Church Postcard Collection

The Society is the beneficiary of a collection of nearly 6,000 church postcards of Southern Baptist churches located in the 14 states south of the Mason-Dixon Line, plus one western state.

These states – where Southern Baptist churches were once prominent – include: Alabama, Arkansas, California, Florida, Georgia, Kentucky, Louisiana, Mississippi, North Carolina, Oklahoma, South Carolina, Tennessee, Texas, Virginia and West Virginia. The historic significance of these postcards is that they provide, in many cases, the only historic and present day visual image of the churches in the collection. It also provides an architectural history of church buildings from the early 1900s to about 1970 when postcards fell into disuse.

The Florida Baptist Postcard Collection is the only unique collection of its kind that is available on line. The collection contains nearly 6,000 cards, representing 1,720 cities, over 2,200 churches and 160 state Baptist convention agencies and institutions.

Scroll over highlighted states to view postcards


By the numbers: Our Baptist historical resources

The Florida Baptist Historical Society maintains an extensive collection of historical resources and conducts historical research.

Historic Postcards of Baptist Churches

Long before the modern development of electronic E-mail, written communications between business associates, friends and family members were accomplished by handwritten letters and notes which required pen, ink, paper and envelopes.

As an alternative to the formal letter and as a means to provide for a quick and short message, the development of post cards occurred during the late Nineteenth Century. Between 1873 and 1898 the only post cards that could be legally sent through the U.S. mail were unadorned, cream-colored card stock, measuring approximately 3-1/4 by 5-1/2 inches and issued by the U.S. Government with a pre-printed postage of one cent.

########################################

▶ GOAL A:
Reproduce the church postcard collection passage starting at "The Society is" and ending at "one western state.", substituting "recipient" for "beneficiary".
▶ GOAL B:
Resume the church postcard collection passage from the point at which it stops.

▶ RECORDED DATA:
########################################

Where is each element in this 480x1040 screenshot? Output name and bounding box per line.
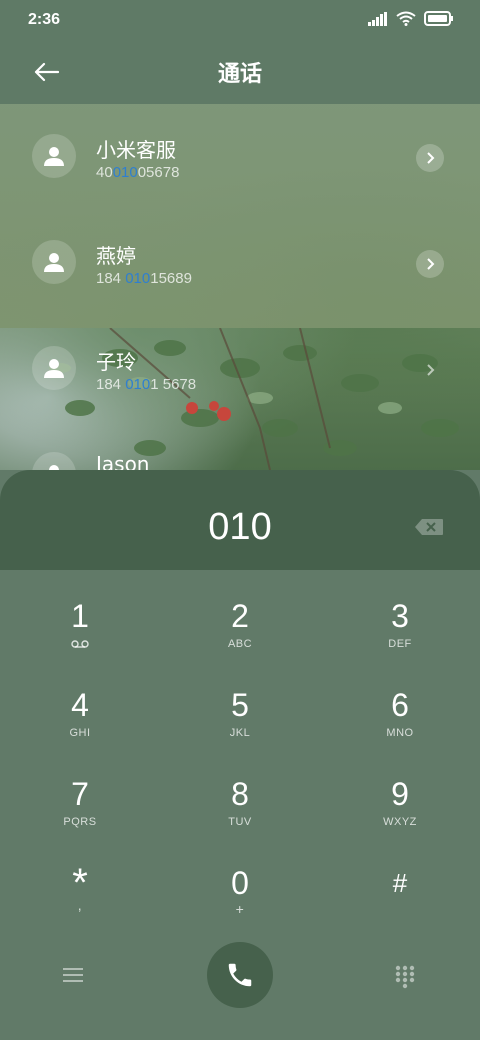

########################################

▶ RESULT A:
The Society is the recipient of a collection of nearly 6,000 church postcards of Southern Baptist churches located in the 14 states south of the Mason-Dixon Line, plus one western state.

▶ RESULT B:
Postcards as a Marketing Medium

Starting in 1872 government-issued postcards were imprinted with advertising for a variety of businesses ranging from banks to trains to hotels and to colleges.  By 1898 for profit companies were permitted to publish and distribute “private mailing cards”, as the postcards were called.  Competition between publishers contributed to the postcard’s popularity as both an art form and communication medium. The post cards’ diversity featured artistic images, cartoons, patriotic designs, holiday greetings as well as images of famous people, places and historical events.

Many states in the South with coastline beaches developed into tourist destinations beginning in the early Twentieth Century.  Local chambers of commerce, as well as tourist and real estate promoters, used postcards to promote potential destination cities for tourists and winter residential visitors.  Those images featured prominent hotels and motels, tourist and “unusual” attractions, as well as the leisured lifestyle of the coastline.

It only was a matter of time before church leadership saw the marketing potential and economical advertising options available through the postcard.  It is difficult to pinpoint exactly when churches first began distributing postcards that featured sanctuaries, educational buildings or interior photographs of worship facilities.  An Austrian photographer, Joseph Albert (1825-1886), invented a process that permitted high speed mass printing production of photographs for the first time.  These Albertypes, as they were called, permitted an economical production and distribution of all types of postcards.

Some of the earliest images of church facilities were pen and ink drawings or black and white photographs (1890-1920), which in some cases were enhanced by a blue-tinted skyline or hand coloring of the image.  As publishing capabilities improved, postcard formats evolved into colored architectural renderings (1910-1940), higher quality black and white photographs (1940-1960) and finally Kodachrome color photographs (beginning in the 1960s).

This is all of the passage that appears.